Your objective — In the passage on crop residue management, what organic matter level do lighter textured soils often have?

Passage given —

Management Of Crop Residues And Soil Compaction For Improved Soil Productivity And Profit

   Historically, crop residue has been perceived as a problem that has to be destroyed either by fire or tillage. However, crop residues are a valuable resource not only for improving soil organic matter, soil tilth and water infiltration, but also recycle valuable fertilizer nutrients. Removal of corn or grain sorghum crop residue for any reason, including hay or ethanol production, removes valuable fertilizer nutrients from the field. The nutrient removal in the crop residue is correlated to the grain production. Thus, corn stalks baled from corn producing 100 bu/acre grain yield would remove slightly more than 100 lb/acre of K20 and about 15 lb/acre P205. The replacement cost for P205 and K20 removed in the corn residue is currently equal to about $0.30 per bushel of grain yield. Grain sorghum residue stalks baled from a 100 bu/acre grain yield would remove about 150 lb/acre of K20 and about 20 lb/acre of P205. The replacement cost for P205 and K20 removed in the grain sorghum residue would be $0.42 per bushel of grain yield. Therefore, removal of the crop residue by baling for hay or ethanol purposes would not only require extra fertilizer, but also fail to improve soil organic matter, especially on the lighter textured soils which often have organic matter of 1% or less. Improved soil organic matter enhances the soil tilth, water infiltration and soil productivity.

Supplied material —

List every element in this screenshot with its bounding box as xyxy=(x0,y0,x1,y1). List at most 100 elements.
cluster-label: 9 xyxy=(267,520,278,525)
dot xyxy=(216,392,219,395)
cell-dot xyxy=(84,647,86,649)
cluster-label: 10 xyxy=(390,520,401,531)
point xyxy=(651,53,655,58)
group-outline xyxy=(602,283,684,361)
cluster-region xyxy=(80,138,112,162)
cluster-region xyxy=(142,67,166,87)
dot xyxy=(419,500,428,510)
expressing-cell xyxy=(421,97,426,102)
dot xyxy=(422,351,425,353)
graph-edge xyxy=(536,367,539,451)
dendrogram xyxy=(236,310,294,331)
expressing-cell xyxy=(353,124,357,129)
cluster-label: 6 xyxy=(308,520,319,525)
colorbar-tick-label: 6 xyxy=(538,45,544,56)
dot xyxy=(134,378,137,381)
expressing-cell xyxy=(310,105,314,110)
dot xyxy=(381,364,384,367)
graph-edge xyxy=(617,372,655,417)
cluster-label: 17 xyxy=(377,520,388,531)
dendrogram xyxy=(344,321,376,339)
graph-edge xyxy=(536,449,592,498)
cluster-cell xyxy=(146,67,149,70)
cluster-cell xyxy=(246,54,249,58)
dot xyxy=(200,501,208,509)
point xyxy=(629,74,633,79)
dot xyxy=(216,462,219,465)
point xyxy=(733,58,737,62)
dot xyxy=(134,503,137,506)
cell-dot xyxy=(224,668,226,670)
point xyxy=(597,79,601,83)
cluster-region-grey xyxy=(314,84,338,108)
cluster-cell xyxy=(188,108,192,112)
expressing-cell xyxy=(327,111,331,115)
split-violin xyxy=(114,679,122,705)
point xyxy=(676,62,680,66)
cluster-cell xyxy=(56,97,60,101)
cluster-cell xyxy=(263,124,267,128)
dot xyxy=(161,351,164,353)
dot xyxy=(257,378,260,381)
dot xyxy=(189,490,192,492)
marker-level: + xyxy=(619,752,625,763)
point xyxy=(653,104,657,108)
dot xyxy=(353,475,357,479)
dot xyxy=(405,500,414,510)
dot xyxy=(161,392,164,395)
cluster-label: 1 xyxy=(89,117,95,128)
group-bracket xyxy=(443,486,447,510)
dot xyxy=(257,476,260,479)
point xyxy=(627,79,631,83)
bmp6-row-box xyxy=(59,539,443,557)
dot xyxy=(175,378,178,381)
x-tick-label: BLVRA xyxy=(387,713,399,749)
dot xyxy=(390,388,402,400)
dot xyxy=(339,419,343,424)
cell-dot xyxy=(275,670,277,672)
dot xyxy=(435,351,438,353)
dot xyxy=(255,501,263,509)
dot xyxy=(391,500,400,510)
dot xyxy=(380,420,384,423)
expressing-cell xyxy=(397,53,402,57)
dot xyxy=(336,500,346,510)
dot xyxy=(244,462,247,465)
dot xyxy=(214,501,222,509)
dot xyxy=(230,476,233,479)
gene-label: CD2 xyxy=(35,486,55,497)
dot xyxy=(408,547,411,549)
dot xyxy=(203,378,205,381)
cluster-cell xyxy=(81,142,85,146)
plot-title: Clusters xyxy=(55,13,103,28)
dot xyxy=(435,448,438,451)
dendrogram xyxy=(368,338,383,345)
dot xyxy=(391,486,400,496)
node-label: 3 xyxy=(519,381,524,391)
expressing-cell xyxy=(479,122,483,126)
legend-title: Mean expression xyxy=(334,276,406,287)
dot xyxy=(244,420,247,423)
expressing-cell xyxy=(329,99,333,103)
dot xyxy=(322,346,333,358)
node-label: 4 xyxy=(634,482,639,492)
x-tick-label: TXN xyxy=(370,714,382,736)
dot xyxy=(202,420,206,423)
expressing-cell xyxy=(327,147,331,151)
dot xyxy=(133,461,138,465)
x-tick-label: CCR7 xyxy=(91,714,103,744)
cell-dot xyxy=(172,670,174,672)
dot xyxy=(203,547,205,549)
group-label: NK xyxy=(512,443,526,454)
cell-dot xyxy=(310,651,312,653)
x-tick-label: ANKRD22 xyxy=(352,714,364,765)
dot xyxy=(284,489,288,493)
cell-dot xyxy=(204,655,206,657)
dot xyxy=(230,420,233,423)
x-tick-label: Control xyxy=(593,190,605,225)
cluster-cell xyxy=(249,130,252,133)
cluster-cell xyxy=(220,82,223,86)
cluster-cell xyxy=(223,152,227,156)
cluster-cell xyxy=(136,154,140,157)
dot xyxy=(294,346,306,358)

Response to the task — 1% or less.